# START OF Supplied data

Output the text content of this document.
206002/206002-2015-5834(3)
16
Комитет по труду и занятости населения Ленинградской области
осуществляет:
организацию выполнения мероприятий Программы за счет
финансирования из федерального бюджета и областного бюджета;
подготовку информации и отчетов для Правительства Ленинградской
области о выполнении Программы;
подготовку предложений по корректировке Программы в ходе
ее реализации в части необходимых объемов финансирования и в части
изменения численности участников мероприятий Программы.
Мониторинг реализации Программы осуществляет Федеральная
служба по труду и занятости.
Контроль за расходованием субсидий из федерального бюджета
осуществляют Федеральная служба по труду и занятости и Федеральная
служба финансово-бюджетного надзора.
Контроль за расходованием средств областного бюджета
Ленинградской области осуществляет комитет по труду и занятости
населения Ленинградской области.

# END OF Supplied data
# START OF Supplied data

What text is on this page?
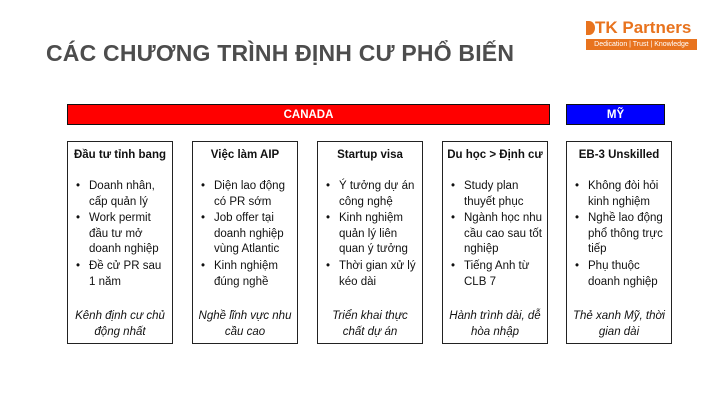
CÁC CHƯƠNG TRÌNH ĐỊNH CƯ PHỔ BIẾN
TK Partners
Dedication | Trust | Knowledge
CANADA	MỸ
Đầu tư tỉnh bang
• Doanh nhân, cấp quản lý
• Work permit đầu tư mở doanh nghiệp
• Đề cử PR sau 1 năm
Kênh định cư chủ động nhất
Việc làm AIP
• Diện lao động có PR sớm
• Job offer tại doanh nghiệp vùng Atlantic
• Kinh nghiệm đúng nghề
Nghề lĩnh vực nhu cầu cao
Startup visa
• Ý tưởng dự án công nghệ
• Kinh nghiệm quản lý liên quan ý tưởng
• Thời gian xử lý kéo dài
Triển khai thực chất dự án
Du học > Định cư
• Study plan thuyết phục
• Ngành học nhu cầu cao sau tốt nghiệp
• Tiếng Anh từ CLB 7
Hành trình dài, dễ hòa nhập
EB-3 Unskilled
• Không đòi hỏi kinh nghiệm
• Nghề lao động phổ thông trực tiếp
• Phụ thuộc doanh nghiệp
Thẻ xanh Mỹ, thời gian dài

# END OF Supplied data

## Set task
Collect from the data above every line that includes "труду".

## Solution
Комитет по труду и занятости населения Ленинградской области
служба по труду и занятости.
осуществляют Федеральная служба по труду и занятости и Федеральная
Ленинградской области осуществляет комитет по труду и занятости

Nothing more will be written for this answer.